> _Check your understanding_
1. In the dissenting opinion on rehearing, which judges joined Keasler's dissent?
2. Print the dissenting opinion word for word from "Court Opinion" up to and including "HERVEY, J., joined.".

> _Extract_
= Beginning of Section =
Court Opinion

ID: 9749267
Source: CourtListenerOpinion
Date Created: 2023-08-27 16:31:10.675204+00
Date Added: 2024-06-11T07:25:45.806288
License: Public Domain

DISSENTING OPINION ON REHEARING

KEASLER, J.,
filed a dissenting opinion in which KELLER, P.J., and HERVEY, J., joined.
I stand by my original determination. Giving deference to counsel’s strategic choices,1 I would not hold that appellate counsel was ineffective. Again, I presume that appellate counsel, like trial counsel, did not challenge the sequence of the enhancements because he knew that the second offense had in fact been committed after the first enhancement offense. As I said before,
Miller would have been subject to the same sequential felony enhancements and the same punishment range. Miller would have then faced the prospect of receiving a harsher sentence the second time around. Therefore, under these circumstances, a reasonable appellate attorney could have determined that the risk to Miller outweighed any benefit of receiving a new punishment hearing. The majority unjustifiably concludes that counsel rendered deficient performance because the trial judge, on resen-tencing, would have been precluded from assessing a sentence greater than the thirty years originally assessed.2 But this is true only if there had been no relevant and damaging sentencing evidence of (1) Miller’s conduct that occurred after his original sentence was imposed or (2) evidence that the State, despite exercising due diligence, could *633not have offered during the first punishment hearing.3
Significantly, I also noted, “That the State has not offered any new damaging punishment evidence in this proceeding does not in any way negate the fact that it retained the option to do so on resen-tencing.” The majority’s determination that the State bears the burden, under these circumstances, to submit evidence justifying an increased sentence, in order to rebut Miller’s ineffective assistance claim is completely inappropriate. The majority’s opinion is completely speculative and an academic exercise; no one can predict exactly what will occur by the time of resentencing; circumstances justifying an increased sentence may not have occurred yet. We should refuse to entertain such uncertainties. This case is about trial strategy, and there was a valid strategy on counsel’s part not to challenge the sufficiency of the enhancements on direct appeal. When the full logic behind the majority’s decision here is examined, its absurdity comes shining through. Thanks to the majority appellate attorneys are required to nail down all possibilities by inquiring to the State about what evidence may or may not be brought in the event of a retrial under these circumstances. But all this information cannot be known, even to the State. The Court today imposes a standard that no appellate attorney can or should have to meet.
= End of Section =
> _Records shown_
= Beginning of Section =
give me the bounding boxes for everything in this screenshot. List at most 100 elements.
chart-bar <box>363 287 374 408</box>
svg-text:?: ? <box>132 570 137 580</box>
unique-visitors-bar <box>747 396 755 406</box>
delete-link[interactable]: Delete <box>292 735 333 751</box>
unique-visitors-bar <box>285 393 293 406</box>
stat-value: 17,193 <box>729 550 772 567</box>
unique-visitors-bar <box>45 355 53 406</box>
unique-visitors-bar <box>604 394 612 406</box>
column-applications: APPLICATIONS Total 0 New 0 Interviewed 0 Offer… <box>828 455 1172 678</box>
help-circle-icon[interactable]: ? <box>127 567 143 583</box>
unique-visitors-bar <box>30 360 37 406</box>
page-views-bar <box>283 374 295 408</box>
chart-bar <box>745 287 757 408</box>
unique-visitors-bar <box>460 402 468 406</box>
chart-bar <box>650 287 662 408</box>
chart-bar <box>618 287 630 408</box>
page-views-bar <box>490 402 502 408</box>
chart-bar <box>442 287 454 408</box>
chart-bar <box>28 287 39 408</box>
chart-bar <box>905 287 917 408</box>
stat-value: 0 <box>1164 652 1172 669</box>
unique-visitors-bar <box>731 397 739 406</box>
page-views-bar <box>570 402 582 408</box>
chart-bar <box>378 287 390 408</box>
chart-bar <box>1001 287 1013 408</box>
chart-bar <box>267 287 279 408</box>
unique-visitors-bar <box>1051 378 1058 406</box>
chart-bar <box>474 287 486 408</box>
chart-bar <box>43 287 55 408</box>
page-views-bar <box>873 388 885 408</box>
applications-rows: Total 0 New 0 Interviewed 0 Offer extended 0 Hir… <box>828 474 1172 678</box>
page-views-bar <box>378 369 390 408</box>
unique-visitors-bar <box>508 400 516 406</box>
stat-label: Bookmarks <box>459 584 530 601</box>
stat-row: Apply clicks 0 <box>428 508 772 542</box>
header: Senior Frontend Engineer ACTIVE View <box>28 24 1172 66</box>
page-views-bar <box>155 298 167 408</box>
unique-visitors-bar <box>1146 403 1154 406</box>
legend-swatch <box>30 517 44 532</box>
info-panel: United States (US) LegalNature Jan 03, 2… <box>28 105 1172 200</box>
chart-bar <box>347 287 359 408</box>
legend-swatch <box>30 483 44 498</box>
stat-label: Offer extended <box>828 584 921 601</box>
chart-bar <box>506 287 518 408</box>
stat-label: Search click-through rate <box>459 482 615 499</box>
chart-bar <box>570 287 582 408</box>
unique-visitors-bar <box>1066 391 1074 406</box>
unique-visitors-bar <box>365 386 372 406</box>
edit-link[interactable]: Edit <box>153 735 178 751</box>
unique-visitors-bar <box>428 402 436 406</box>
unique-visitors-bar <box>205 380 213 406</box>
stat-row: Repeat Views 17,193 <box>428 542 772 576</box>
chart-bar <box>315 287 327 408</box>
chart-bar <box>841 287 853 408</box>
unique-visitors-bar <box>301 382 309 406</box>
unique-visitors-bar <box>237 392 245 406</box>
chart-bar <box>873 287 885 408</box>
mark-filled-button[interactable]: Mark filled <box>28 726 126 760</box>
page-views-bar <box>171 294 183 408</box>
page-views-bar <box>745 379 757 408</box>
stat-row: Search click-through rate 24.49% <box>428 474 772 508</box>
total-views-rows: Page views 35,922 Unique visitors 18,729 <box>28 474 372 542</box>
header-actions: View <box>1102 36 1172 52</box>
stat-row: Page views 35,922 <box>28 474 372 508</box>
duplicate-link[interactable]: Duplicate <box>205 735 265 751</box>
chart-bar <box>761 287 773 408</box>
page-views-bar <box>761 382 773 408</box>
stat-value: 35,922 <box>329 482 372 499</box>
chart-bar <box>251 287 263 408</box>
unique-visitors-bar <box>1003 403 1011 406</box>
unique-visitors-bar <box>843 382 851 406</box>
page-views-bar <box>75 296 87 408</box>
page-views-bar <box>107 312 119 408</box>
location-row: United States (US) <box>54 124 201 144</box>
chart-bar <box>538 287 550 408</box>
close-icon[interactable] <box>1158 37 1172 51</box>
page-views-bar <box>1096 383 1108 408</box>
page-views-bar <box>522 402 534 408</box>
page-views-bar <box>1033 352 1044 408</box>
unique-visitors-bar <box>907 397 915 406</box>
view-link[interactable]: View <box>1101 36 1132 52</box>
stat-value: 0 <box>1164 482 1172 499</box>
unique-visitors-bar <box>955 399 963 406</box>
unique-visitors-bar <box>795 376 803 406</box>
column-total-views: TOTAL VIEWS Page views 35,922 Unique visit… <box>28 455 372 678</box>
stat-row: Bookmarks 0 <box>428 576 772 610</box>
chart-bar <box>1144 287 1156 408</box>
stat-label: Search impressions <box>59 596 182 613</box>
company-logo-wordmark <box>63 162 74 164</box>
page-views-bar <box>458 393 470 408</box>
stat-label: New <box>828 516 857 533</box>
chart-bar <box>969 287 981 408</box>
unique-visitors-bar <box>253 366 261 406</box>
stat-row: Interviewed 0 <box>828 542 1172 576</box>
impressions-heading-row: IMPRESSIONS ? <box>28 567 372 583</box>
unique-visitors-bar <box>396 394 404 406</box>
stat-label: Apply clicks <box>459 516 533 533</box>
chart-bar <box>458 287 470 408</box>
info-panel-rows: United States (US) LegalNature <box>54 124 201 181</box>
= End of Section =
> _Activity answers_
1. Keller, P.J., and Hervey, J.

2.
Court Opinion

ID: 9749267
Source: CourtListenerOpinion
Date Created: 2023-08-27 16:31:10.675204+00
Date Added: 2024-06-11T07:25:45.806288
License: Public Domain

DISSENTING OPINION ON REHEARING

KEASLER, J.,
filed a dissenting opinion in which KELLER, P.J., and HERVEY, J., joined.